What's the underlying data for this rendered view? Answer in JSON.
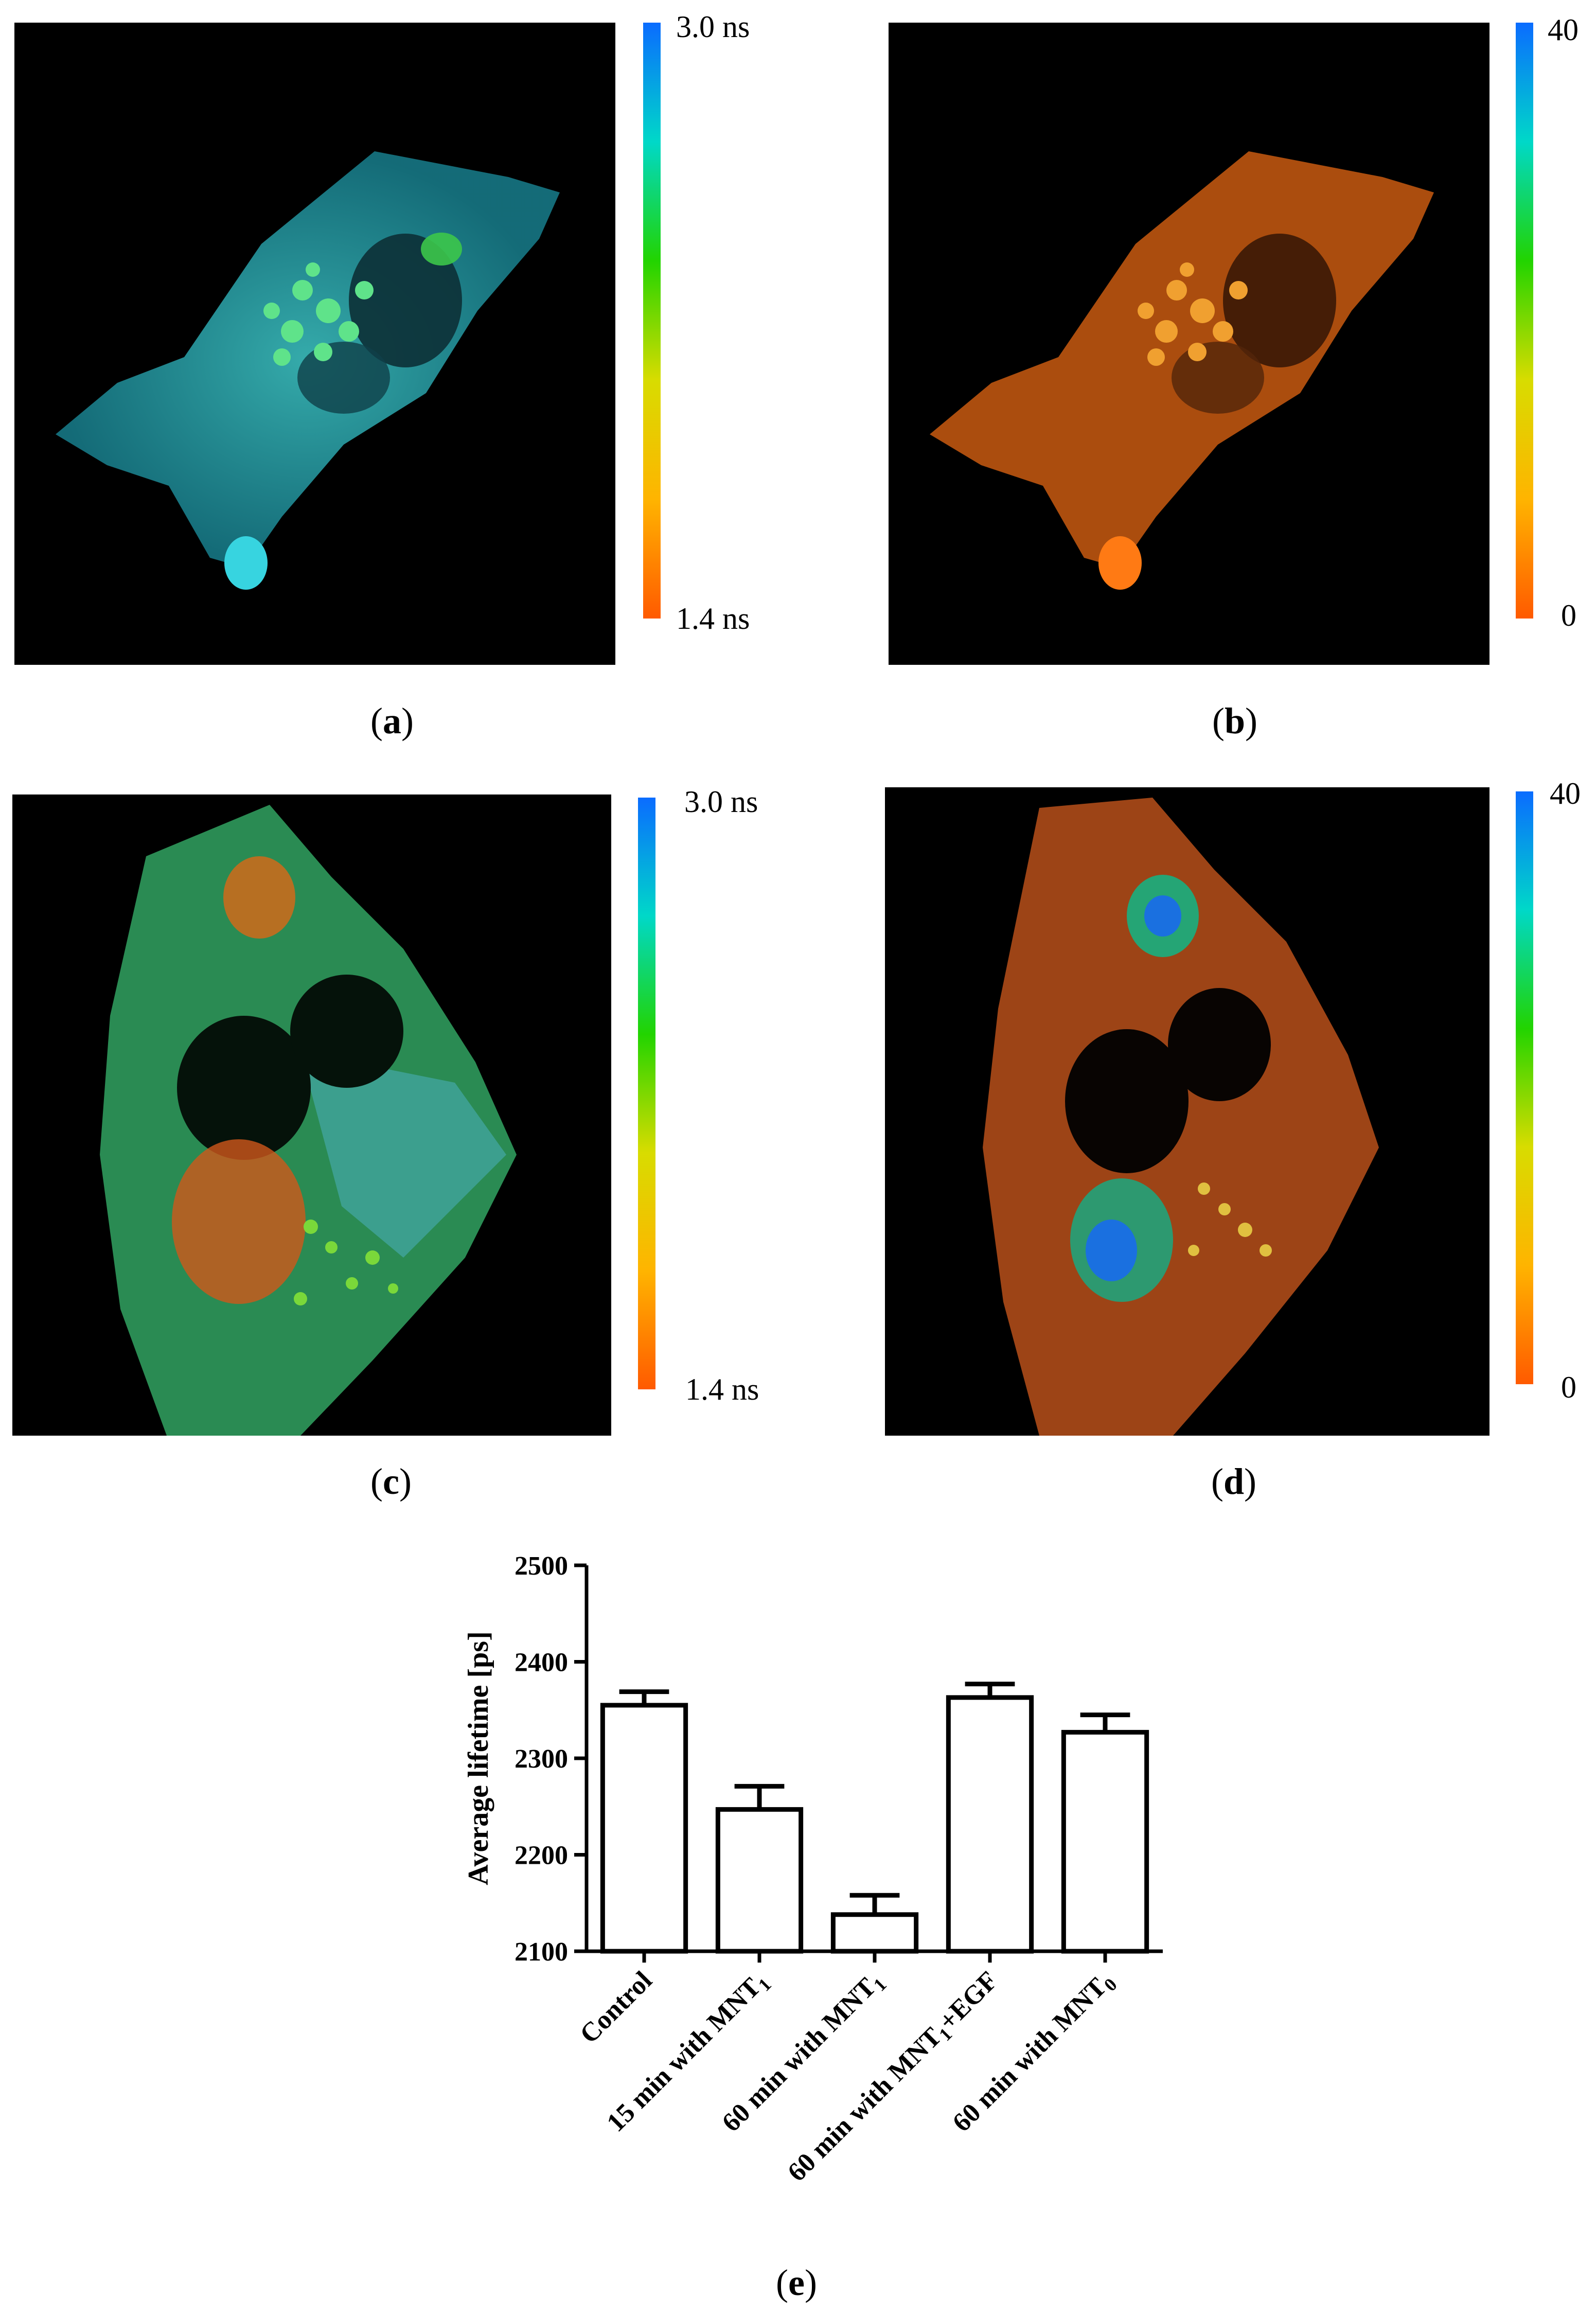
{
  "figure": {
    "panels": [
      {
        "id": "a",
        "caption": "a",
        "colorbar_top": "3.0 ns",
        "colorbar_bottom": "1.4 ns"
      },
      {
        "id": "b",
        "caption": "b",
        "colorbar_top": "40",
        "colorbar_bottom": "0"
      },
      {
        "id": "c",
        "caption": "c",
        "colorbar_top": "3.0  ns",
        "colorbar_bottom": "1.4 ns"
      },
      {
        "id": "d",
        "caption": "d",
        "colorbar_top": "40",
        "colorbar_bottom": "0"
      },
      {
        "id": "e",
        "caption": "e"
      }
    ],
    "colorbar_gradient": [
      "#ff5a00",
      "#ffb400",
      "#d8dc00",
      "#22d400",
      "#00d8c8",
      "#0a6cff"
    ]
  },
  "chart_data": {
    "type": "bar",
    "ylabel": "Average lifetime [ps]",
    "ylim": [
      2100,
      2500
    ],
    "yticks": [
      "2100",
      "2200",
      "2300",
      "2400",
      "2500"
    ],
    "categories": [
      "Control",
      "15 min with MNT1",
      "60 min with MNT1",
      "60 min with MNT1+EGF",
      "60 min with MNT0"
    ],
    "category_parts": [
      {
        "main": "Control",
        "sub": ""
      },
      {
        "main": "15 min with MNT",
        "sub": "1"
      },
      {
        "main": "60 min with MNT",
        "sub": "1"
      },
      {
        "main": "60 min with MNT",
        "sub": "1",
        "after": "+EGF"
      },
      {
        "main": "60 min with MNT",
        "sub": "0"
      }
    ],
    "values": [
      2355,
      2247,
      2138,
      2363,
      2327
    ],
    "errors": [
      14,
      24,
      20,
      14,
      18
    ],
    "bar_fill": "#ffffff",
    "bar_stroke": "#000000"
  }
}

================

Problem to work on ▸
Write the lines above out again exactly, without any of their pictures.

Worked solution ▸
What's the underlying data for this rendered view? Answer in JSON.
{
  "figure": {
    "panels": [
      {
        "id": "a",
        "caption": "a",
        "colorbar_top": "3.0 ns",
        "colorbar_bottom": "1.4 ns"
      },
      {
        "id": "b",
        "caption": "b",
        "colorbar_top": "40",
        "colorbar_bottom": "0"
      },
      {
        "id": "c",
        "caption": "c",
        "colorbar_top": "3.0  ns",
        "colorbar_bottom": "1.4 ns"
      },
      {
        "id": "d",
        "caption": "d",
        "colorbar_top": "40",
        "colorbar_bottom": "0"
      },
      {
        "id": "e",
        "caption": "e"
      }
    ],
    "colorbar_gradient": [
      "#ff5a00",
      "#ffb400",
      "#d8dc00",
      "#22d400",
      "#00d8c8",
      "#0a6cff"
    ]
  },
  "chart_data": {
    "type": "bar",
    "ylabel": "Average lifetime [ps]",
    "ylim": [
      2100,
      2500
    ],
    "yticks": [
      "2100",
      "2200",
      "2300",
      "2400",
      "2500"
    ],
    "categories": [
      "Control",
      "15 min with MNT1",
      "60 min with MNT1",
      "60 min with MNT1+EGF",
      "60 min with MNT0"
    ],
    "category_parts": [
      {
        "main": "Control",
        "sub": ""
      },
      {
        "main": "15 min with MNT",
        "sub": "1"
      },
      {
        "main": "60 min with MNT",
        "sub": "1"
      },
      {
        "main": "60 min with MNT",
        "sub": "1",
        "after": "+EGF"
      },
      {
        "main": "60 min with MNT",
        "sub": "0"
      }
    ],
    "values": [
      2355,
      2247,
      2138,
      2363,
      2327
    ],
    "errors": [
      14,
      24,
      20,
      14,
      18
    ],
    "bar_fill": "#ffffff",
    "bar_stroke": "#000000"
  }
}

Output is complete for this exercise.